Grants will help protect 88 million people from infectious diseases that cause blindness and disfigurement

NEW YORK, December 12, 2023 – The Helmsley Charitable Trust announces $6.3 million in renewed commitments to eradicate neglected tropical diseases (NTDs) in five sub-Saharan African countries. The grants, awarded to The Reaching the Last Mile Fund (RLMF) and SightSavers, support final pushes to end trachoma in Zambia by the end of 2025 and river blindness and lymphatic filariasis in 2026 in Guinea Bissau, Malawi, and Rwanda.

“We can see the finish line. We support proven ways to prevent and treat river blindness, lymphatic filariasis, and trachoma, and we want to do our part to help countries achieve 100 percent elimination,” said Walter Panzirer, Trustee of the Helmsley Charitable Trust.

Helmsley has invested an additional $4,130,500 in RLMF to fund treatment and elimination of river blindness and lymphatic filariasis (LF) in Malawi, Rwanda, and Guinea Bissau, with the goal of wiping out the diseases in three years. Ghana will also receive support to eliminate these two NTDs by 2027.

“In collaboration with public and private partners, philanthropy can add momentum to the final push to protect 88 million people across five nations from these infectious diseases. When communities no longer need to shoulder the economic and social burdens of NTDs, they will be in a much better position to grow and thrive, and that is part of the vision of a stronger, healthier future for all that we are working toward,” Panzirer continued.

RLMF, a $100 million partnership launched in 2017 by His Highness Sheikh Mohamed bin Zayed Al Nahyan, President of the UAE, makes programmatic investments and works with local governments, the World Health Organization, and pharmaceutical companies to eliminate and provide treatment for river blindness and LF. In 2022 Helmsley made an initial investment of $22.5 million over three years in RLMF through The END Fund, which also received the most recent grant for the RLMF partnership platform.

> **WHAT IS REQUIRED**
Please carry the news release on the Helmsley grants against tropical diseases forward from its last sentence, keeping its tone and style. The entries that follow are separate material and have nothing to do with the news release on tropical disease grants.

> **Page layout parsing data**
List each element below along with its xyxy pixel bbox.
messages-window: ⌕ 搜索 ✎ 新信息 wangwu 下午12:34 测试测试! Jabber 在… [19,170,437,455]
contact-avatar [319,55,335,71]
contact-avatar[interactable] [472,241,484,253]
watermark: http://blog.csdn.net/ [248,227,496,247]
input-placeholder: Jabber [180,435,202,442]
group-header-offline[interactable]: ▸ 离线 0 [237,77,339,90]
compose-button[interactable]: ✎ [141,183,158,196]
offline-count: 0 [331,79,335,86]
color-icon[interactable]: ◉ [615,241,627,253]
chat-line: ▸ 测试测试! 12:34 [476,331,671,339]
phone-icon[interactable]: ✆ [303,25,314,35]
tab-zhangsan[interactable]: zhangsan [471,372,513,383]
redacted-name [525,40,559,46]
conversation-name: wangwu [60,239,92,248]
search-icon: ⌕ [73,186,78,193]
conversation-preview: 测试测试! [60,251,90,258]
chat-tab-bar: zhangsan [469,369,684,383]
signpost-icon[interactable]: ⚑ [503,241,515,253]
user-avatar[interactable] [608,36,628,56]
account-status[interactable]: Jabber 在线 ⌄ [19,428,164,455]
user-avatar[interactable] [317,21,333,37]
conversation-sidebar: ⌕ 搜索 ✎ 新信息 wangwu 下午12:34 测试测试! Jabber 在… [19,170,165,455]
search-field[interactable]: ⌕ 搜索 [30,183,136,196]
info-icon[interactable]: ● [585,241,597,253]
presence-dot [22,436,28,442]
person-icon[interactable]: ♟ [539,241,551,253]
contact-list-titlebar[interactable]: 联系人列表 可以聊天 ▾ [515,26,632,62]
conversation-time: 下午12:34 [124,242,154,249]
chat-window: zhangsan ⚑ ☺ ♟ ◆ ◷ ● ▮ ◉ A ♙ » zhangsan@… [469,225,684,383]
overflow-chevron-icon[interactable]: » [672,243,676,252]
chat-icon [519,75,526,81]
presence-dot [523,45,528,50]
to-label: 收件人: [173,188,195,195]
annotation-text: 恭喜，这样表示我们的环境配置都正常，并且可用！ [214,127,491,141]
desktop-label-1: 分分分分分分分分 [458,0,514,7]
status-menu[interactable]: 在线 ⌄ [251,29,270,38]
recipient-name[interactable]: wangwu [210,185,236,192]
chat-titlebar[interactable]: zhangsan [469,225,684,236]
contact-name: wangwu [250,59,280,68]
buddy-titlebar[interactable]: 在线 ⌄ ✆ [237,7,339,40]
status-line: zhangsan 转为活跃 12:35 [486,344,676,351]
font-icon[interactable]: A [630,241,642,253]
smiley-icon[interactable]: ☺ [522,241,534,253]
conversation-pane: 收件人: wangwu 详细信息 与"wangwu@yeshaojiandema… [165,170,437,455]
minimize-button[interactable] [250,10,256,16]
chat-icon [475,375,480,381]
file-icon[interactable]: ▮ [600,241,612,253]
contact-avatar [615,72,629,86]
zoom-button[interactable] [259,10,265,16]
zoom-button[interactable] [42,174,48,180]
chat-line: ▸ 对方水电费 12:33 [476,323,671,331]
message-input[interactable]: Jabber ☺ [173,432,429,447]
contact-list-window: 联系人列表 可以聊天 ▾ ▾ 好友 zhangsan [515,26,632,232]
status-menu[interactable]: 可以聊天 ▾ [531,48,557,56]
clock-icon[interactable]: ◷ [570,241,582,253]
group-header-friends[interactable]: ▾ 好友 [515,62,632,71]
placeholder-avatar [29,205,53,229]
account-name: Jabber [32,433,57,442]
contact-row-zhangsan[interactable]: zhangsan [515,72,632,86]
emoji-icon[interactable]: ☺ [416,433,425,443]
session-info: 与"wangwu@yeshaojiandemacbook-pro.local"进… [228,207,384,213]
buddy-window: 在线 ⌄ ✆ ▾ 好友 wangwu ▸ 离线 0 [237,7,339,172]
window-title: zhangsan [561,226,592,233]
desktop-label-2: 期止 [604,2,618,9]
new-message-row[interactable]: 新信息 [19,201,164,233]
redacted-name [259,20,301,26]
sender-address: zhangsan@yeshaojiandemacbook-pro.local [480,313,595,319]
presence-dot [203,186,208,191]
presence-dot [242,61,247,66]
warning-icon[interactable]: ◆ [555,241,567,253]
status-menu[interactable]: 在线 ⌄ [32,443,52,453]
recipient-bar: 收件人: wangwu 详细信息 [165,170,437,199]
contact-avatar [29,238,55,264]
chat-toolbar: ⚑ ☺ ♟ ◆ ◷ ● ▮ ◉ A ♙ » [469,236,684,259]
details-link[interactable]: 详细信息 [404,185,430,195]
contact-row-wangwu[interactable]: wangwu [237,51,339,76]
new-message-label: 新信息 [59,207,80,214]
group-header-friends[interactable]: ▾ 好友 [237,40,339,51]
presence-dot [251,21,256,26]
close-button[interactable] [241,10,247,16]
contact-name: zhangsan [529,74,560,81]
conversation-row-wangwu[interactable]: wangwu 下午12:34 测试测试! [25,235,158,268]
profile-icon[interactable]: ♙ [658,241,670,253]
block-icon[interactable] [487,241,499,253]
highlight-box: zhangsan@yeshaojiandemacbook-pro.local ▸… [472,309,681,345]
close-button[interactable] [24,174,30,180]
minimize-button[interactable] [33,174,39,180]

> **EXERCISE RESPONSE**
This year, Helmsley awarded $2,193,748.00 to SightSavers to banish trachoma from Zambia by December 2025. SightSavers will support Zambia’s Ministry of Health in eliminating the disease in 33 trachoma-endemic districts, an area with a population of 3.6 million. Billions of treatments have already been successfully distributed, and the grant will enable Zambia to consign the disease to the history books.

Helmsley’s support, first announced earlier this month at the Reaching the Last Mile Forum during COP28, combines with more than $750 million in commitments from a range of other donors to help countries work toward the goals of the WHO’s NTD Roadmap, which calls for a 90 percent reduction in the number of people needing treatment for NTDs; and for at least 100 countries to have eradicated one NTD by 2030.

Neglected tropical diseases affect 1 in 5 people in the world and cause disability and disfigurement, with devastating economic and social effects. River blindness and trachoma both can result in blindness. LF affects the lymphatic system and can cause the abnormal enlargement of body parts.